··· Excerpted records ···

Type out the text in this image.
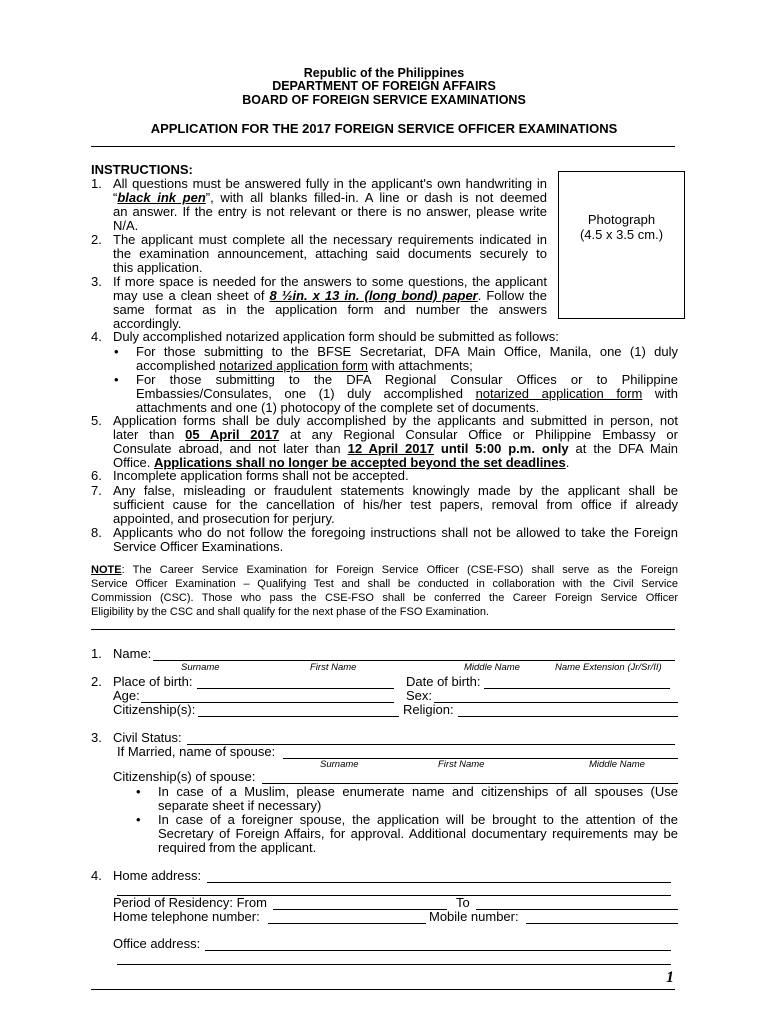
Republic of the Philippines
DEPARTMENT OF FOREIGN AFFAIRS
BOARD OF FOREIGN SERVICE EXAMINATIONS
APPLICATION FOR THE 2017 FOREIGN SERVICE OFFICER EXAMINATIONS
Photograph
(4.5 x 3.5 cm.)
INSTRUCTIONS:
1. All questions must be answered fully in the applicant's own handwriting in
“black ink pen”, with all blanks filled-in. A line or dash is not deemed
an answer. If the entry is not relevant or there is no answer, please write
N/A.
2. The applicant must complete all the necessary requirements indicated in
the examination announcement, attaching said documents securely to
this application.
3. If more space is needed for the answers to some questions, the applicant
may use a clean sheet of 8 ½in. x 13 in. (long bond) paper. Follow the
same format as in the application form and number the answers
accordingly.
4. Duly accomplished notarized application form should be submitted as follows:
• For those submitting to the BFSE Secretariat, DFA Main Office, Manila, one (1) duly
accomplished notarized application form with attachments;
• For those submitting to the DFA Regional Consular Offices or to Philippine
Embassies/Consulates, one (1) duly accomplished notarized application form with
attachments and one (1) photocopy of the complete set of documents.
5. Application forms shall be duly accomplished by the applicants and submitted in person, not
later than 05 April 2017 at any Regional Consular Office or Philippine Embassy or
Consulate abroad, and not later than 12 April 2017 until 5:00 p.m. only at the DFA Main
Office. Applications shall no longer be accepted beyond the set deadlines.
6. Incomplete application forms shall not be accepted.
7. Any false, misleading or fraudulent statements knowingly made by the applicant shall be
sufficient cause for the cancellation of his/her test papers, removal from office if already
appointed, and prosecution for perjury.
8. Applicants who do not follow the foregoing instructions shall not be allowed to take the Foreign
Service Officer Examinations.
NOTE: The Career Service Examination for Foreign Service Officer (CSE-FSO) shall serve as the Foreign
Service Officer Examination – Qualifying Test and shall be conducted in collaboration with the Civil Service
Commission (CSC). Those who pass the CSE-FSO shall be conferred the Career Foreign Service Officer
Eligibility by the CSC and shall qualify for the next phase of the FSO Examination.
1. Name:
Surname	First Name	Middle Name	Name Extension (Jr/Sr/II)
2. Place of birth:	Date of birth:
Age:	Sex:
Citizenship(s):	Religion:
3. Civil Status:
If Married, name of spouse:
Surname	First Name	Middle Name
Citizenship(s) of spouse:
• In case of a Muslim, please enumerate name and citizenships of all spouses (Use
separate sheet if necessary)
• In case of a foreigner spouse, the application will be brought to the attention of the
Secretary of Foreign Affairs, for approval. Additional documentary requirements may be
required from the applicant.
4. Home address:
Period of Residency: From	To
Home telephone number:	Mobile number:
Office address:
1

···

§ **Required work**
Exclude every picture and copy the remaining data exactly.

§ **In response**
Type out the text in this image.
Republic of the Philippines
DEPARTMENT OF FOREIGN AFFAIRS
BOARD OF FOREIGN SERVICE EXAMINATIONS
APPLICATION FOR THE 2017 FOREIGN SERVICE OFFICER EXAMINATIONS
Photograph
(4.5 x 3.5 cm.)
INSTRUCTIONS:
1. All questions must be answered fully in the applicant's own handwriting in
“black ink pen”, with all blanks filled-in. A line or dash is not deemed
an answer. If the entry is not relevant or there is no answer, please write
N/A.
2. The applicant must complete all the necessary requirements indicated in
the examination announcement, attaching said documents securely to
this application.
3. If more space is needed for the answers to some questions, the applicant
may use a clean sheet of 8 ½in. x 13 in. (long bond) paper. Follow the
same format as in the application form and number the answers
accordingly.
4. Duly accomplished notarized application form should be submitted as follows:
• For those submitting to the BFSE Secretariat, DFA Main Office, Manila, one (1) duly
accomplished notarized application form with attachments;
• For those submitting to the DFA Regional Consular Offices or to Philippine
Embassies/Consulates, one (1) duly accomplished notarized application form with
attachments and one (1) photocopy of the complete set of documents.
5. Application forms shall be duly accomplished by the applicants and submitted in person, not
later than 05 April 2017 at any Regional Consular Office or Philippine Embassy or
Consulate abroad, and not later than 12 April 2017 until 5:00 p.m. only at the DFA Main
Office. Applications shall no longer be accepted beyond the set deadlines.
6. Incomplete application forms shall not be accepted.
7. Any false, misleading or fraudulent statements knowingly made by the applicant shall be
sufficient cause for the cancellation of his/her test papers, removal from office if already
appointed, and prosecution for perjury.
8. Applicants who do not follow the foregoing instructions shall not be allowed to take the Foreign
Service Officer Examinations.
NOTE: The Career Service Examination for Foreign Service Officer (CSE-FSO) shall serve as the Foreign
Service Officer Examination – Qualifying Test and shall be conducted in collaboration with the Civil Service
Commission (CSC). Those who pass the CSE-FSO shall be conferred the Career Foreign Service Officer
Eligibility by the CSC and shall qualify for the next phase of the FSO Examination.
1. Name:
Surname	First Name	Middle Name	Name Extension (Jr/Sr/II)
2. Place of birth:	Date of birth:
Age:	Sex:
Citizenship(s):	Religion:
3. Civil Status:
If Married, name of spouse:
Surname	First Name	Middle Name
Citizenship(s) of spouse:
• In case of a Muslim, please enumerate name and citizenships of all spouses (Use
separate sheet if necessary)
• In case of a foreigner spouse, the application will be brought to the attention of the
Secretary of Foreign Affairs, for approval. Additional documentary requirements may be
required from the applicant.
4. Home address:
Period of Residency: From	To
Home telephone number:	Mobile number:
Office address:
1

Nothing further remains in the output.